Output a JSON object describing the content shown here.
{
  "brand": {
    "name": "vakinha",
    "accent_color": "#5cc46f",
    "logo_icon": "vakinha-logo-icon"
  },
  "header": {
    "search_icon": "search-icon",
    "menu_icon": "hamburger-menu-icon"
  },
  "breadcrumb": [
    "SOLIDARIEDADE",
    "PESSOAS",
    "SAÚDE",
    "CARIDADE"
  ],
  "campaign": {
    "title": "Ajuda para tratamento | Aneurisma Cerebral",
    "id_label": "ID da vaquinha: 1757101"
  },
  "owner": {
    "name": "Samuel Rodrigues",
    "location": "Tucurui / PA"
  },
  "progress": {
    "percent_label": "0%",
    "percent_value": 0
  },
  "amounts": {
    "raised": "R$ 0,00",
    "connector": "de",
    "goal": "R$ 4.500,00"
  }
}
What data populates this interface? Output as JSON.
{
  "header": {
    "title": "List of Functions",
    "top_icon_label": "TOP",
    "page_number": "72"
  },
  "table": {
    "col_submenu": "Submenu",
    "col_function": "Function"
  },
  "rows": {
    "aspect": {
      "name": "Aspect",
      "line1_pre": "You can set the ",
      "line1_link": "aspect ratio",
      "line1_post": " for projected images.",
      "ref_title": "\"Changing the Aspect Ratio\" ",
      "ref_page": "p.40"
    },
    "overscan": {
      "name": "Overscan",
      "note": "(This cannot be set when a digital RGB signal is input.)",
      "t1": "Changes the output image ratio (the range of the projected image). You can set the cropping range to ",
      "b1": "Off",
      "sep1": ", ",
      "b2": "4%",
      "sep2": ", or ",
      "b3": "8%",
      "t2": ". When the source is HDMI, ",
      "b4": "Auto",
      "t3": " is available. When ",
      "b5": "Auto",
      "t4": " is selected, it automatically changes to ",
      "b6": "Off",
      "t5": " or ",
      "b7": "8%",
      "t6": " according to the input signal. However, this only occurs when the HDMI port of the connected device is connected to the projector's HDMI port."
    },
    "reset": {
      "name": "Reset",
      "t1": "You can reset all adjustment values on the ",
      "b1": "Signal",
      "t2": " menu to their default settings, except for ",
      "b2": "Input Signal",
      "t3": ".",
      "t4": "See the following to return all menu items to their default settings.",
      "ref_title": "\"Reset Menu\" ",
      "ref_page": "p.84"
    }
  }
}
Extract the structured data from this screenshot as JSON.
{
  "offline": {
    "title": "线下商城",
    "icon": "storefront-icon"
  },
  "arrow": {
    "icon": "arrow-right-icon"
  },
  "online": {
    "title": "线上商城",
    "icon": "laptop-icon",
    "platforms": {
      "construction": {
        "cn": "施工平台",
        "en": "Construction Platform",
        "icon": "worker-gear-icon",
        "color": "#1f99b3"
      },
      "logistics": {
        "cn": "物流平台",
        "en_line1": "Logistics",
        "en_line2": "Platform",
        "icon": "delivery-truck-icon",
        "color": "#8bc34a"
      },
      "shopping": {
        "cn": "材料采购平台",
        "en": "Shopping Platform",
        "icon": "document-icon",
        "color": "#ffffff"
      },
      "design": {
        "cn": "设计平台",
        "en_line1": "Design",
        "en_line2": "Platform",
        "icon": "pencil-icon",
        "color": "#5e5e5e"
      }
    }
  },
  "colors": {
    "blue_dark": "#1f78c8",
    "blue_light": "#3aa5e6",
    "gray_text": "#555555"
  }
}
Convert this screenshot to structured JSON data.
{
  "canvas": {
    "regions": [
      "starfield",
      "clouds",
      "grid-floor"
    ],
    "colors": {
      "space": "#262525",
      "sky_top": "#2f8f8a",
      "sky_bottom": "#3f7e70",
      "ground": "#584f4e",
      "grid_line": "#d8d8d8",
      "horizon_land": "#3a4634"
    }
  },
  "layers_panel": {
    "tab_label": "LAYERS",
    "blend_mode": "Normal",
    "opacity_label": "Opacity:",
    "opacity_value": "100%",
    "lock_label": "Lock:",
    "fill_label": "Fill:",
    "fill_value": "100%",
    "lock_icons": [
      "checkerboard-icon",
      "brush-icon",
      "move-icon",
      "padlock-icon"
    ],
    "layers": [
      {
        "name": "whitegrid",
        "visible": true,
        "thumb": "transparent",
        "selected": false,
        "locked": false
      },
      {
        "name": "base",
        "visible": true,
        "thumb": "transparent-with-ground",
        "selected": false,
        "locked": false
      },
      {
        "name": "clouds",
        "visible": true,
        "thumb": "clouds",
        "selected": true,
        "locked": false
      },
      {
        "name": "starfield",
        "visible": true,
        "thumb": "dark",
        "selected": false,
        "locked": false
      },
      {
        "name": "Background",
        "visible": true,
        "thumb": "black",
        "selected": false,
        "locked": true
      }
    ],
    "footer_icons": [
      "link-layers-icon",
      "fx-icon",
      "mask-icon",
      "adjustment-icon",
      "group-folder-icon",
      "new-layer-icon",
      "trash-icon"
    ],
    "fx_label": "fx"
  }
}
_ _ _
◆ **Task description**
Please quote the records above exactly, without skipping a line.

◆ **The solution**
Output a JSON object describing the content shown here.
{
  "brand": {
    "name": "vakinha",
    "accent_color": "#5cc46f",
    "logo_icon": "vakinha-logo-icon"
  },
  "header": {
    "search_icon": "search-icon",
    "menu_icon": "hamburger-menu-icon"
  },
  "breadcrumb": [
    "SOLIDARIEDADE",
    "PESSOAS",
    "SAÚDE",
    "CARIDADE"
  ],
  "campaign": {
    "title": "Ajuda para tratamento | Aneurisma Cerebral",
    "id_label": "ID da vaquinha: 1757101"
  },
  "owner": {
    "name": "Samuel Rodrigues",
    "location": "Tucurui / PA"
  },
  "progress": {
    "percent_label": "0%",
    "percent_value": 0
  },
  "amounts": {
    "raised": "R$ 0,00",
    "connector": "de",
    "goal": "R$ 4.500,00"
  }
}
What data populates this interface? Output as JSON.
{
  "header": {
    "title": "List of Functions",
    "top_icon_label": "TOP",
    "page_number": "72"
  },
  "table": {
    "col_submenu": "Submenu",
    "col_function": "Function"
  },
  "rows": {
    "aspect": {
      "name": "Aspect",
      "line1_pre": "You can set the ",
      "line1_link": "aspect ratio",
      "line1_post": " for projected images.",
      "ref_title": "\"Changing the Aspect Ratio\" ",
      "ref_page": "p.40"
    },
    "overscan": {
      "name": "Overscan",
      "note": "(This cannot be set when a digital RGB signal is input.)",
      "t1": "Changes the output image ratio (the range of the projected image). You can set the cropping range to ",
      "b1": "Off",
      "sep1": ", ",
      "b2": "4%",
      "sep2": ", or ",
      "b3": "8%",
      "t2": ". When the source is HDMI, ",
      "b4": "Auto",
      "t3": " is available. When ",
      "b5": "Auto",
      "t4": " is selected, it automatically changes to ",
      "b6": "Off",
      "t5": " or ",
      "b7": "8%",
      "t6": " according to the input signal. However, this only occurs when the HDMI port of the connected device is connected to the projector's HDMI port."
    },
    "reset": {
      "name": "Reset",
      "t1": "You can reset all adjustment values on the ",
      "b1": "Signal",
      "t2": " menu to their default settings, except for ",
      "b2": "Input Signal",
      "t3": ".",
      "t4": "See the following to return all menu items to their default settings.",
      "ref_title": "\"Reset Menu\" ",
      "ref_page": "p.84"
    }
  }
}
Extract the structured data from this screenshot as JSON.
{
  "offline": {
    "title": "线下商城",
    "icon": "storefront-icon"
  },
  "arrow": {
    "icon": "arrow-right-icon"
  },
  "online": {
    "title": "线上商城",
    "icon": "laptop-icon",
    "platforms": {
      "construction": {
        "cn": "施工平台",
        "en": "Construction Platform",
        "icon": "worker-gear-icon",
        "color": "#1f99b3"
      },
      "logistics": {
        "cn": "物流平台",
        "en_line1": "Logistics",
        "en_line2": "Platform",
        "icon": "delivery-truck-icon",
        "color": "#8bc34a"
      },
      "shopping": {
        "cn": "材料采购平台",
        "en": "Shopping Platform",
        "icon": "document-icon",
        "color": "#ffffff"
      },
      "design": {
        "cn": "设计平台",
        "en_line1": "Design",
        "en_line2": "Platform",
        "icon": "pencil-icon",
        "color": "#5e5e5e"
      }
    }
  },
  "colors": {
    "blue_dark": "#1f78c8",
    "blue_light": "#3aa5e6",
    "gray_text": "#555555"
  }
}
Convert this screenshot to structured JSON data.
{
  "canvas": {
    "regions": [
      "starfield",
      "clouds",
      "grid-floor"
    ],
    "colors": {
      "space": "#262525",
      "sky_top": "#2f8f8a",
      "sky_bottom": "#3f7e70",
      "ground": "#584f4e",
      "grid_line": "#d8d8d8",
      "horizon_land": "#3a4634"
    }
  },
  "layers_panel": {
    "tab_label": "LAYERS",
    "blend_mode": "Normal",
    "opacity_label": "Opacity:",
    "opacity_value": "100%",
    "lock_label": "Lock:",
    "fill_label": "Fill:",
    "fill_value": "100%",
    "lock_icons": [
      "checkerboard-icon",
      "brush-icon",
      "move-icon",
      "padlock-icon"
    ],
    "layers": [
      {
        "name": "whitegrid",
        "visible": true,
        "thumb": "transparent",
        "selected": false,
        "locked": false
      },
      {
        "name": "base",
        "visible": true,
        "thumb": "transparent-with-ground",
        "selected": false,
        "locked": false
      },
      {
        "name": "clouds",
        "visible": true,
        "thumb": "clouds",
        "selected": true,
        "locked": false
      },
      {
        "name": "starfield",
        "visible": true,
        "thumb": "dark",
        "selected": false,
        "locked": false
      },
      {
        "name": "Background",
        "visible": true,
        "thumb": "black",
        "selected": false,
        "locked": true
      }
    ],
    "footer_icons": [
      "link-layers-icon",
      "fx-icon",
      "mask-icon",
      "adjustment-icon",
      "group-folder-icon",
      "new-layer-icon",
      "trash-icon"
    ],
    "fx_label": "fx"
  }
}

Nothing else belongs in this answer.